Problem requirements: Switch "Hattricks" to "Hat-tricks" everywhere in the material below and leave every other character as it is. Omit the pictures from your answer.

Element-and-box listings:

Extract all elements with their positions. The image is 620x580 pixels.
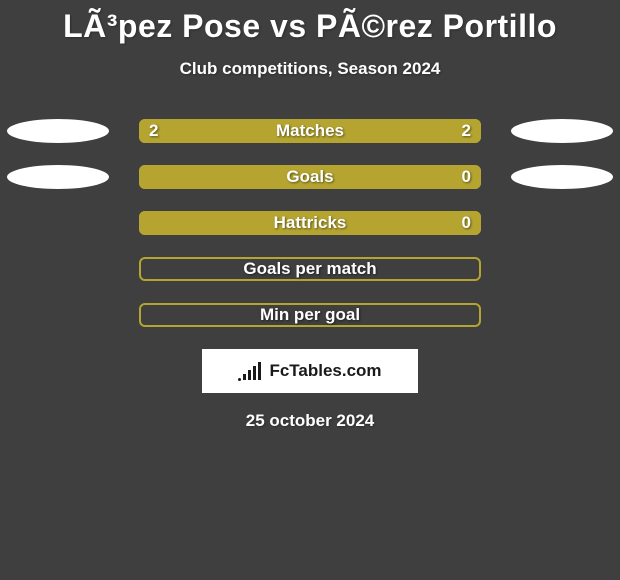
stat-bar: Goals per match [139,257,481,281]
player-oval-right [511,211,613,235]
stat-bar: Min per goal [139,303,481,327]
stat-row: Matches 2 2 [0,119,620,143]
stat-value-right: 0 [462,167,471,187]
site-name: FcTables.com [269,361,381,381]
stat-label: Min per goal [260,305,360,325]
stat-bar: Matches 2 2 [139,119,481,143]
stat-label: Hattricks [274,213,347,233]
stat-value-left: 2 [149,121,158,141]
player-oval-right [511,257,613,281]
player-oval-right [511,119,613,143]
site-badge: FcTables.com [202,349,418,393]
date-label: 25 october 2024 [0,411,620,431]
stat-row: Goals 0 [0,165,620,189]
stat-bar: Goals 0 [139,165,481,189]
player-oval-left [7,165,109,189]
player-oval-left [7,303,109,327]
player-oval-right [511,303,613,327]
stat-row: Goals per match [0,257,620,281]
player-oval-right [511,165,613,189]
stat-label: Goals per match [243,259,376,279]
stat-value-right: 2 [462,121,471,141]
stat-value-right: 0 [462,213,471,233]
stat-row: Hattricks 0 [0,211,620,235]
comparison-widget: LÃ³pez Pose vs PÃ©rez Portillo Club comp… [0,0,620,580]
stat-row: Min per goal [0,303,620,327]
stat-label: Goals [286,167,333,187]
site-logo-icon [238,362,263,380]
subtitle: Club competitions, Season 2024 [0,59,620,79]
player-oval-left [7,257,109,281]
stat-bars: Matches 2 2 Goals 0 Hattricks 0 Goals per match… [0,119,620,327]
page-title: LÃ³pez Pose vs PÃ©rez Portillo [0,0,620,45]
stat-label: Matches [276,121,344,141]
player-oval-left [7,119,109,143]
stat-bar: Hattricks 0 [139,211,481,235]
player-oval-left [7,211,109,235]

Full output:
Extract all elements with their positions. The image is 620x580 pixels.
stat-bar: Goals per match [139,257,481,281]
player-oval-right [511,211,613,235]
stat-bar: Min per goal [139,303,481,327]
stat-row: Matches 2 2 [0,119,620,143]
stat-value-right: 0 [462,167,471,187]
site-name: FcTables.com [269,361,381,381]
stat-label: Min per goal [260,305,360,325]
stat-bar: Matches 2 2 [139,119,481,143]
stat-label: Hat-tricks [274,213,347,233]
stat-value-left: 2 [149,121,158,141]
player-oval-right [511,257,613,281]
player-oval-right [511,119,613,143]
site-badge: FcTables.com [202,349,418,393]
date-label: 25 october 2024 [0,411,620,431]
stat-row: Goals 0 [0,165,620,189]
stat-bar: Goals 0 [139,165,481,189]
player-oval-left [7,165,109,189]
player-oval-left [7,303,109,327]
player-oval-right [511,303,613,327]
stat-row: Goals per match [0,257,620,281]
player-oval-right [511,165,613,189]
stat-label: Goals per match [243,259,376,279]
stat-value-right: 2 [462,121,471,141]
stat-value-right: 0 [462,213,471,233]
stat-row: Hat-tricks 0 [0,211,620,235]
comparison-widget: LÃ³pez Pose vs PÃ©rez Portillo Club comp… [0,0,620,580]
stat-row: Min per goal [0,303,620,327]
stat-label: Goals [286,167,333,187]
site-logo-icon [238,362,263,380]
subtitle: Club competitions, Season 2024 [0,59,620,79]
player-oval-left [7,257,109,281]
stat-bars: Matches 2 2 Goals 0 Hat-tricks 0 Goals per match… [0,119,620,327]
page-title: LÃ³pez Pose vs PÃ©rez Portillo [0,0,620,45]
stat-label: Matches [276,121,344,141]
player-oval-left [7,119,109,143]
stat-bar: Hat-tricks 0 [139,211,481,235]
player-oval-left [7,211,109,235]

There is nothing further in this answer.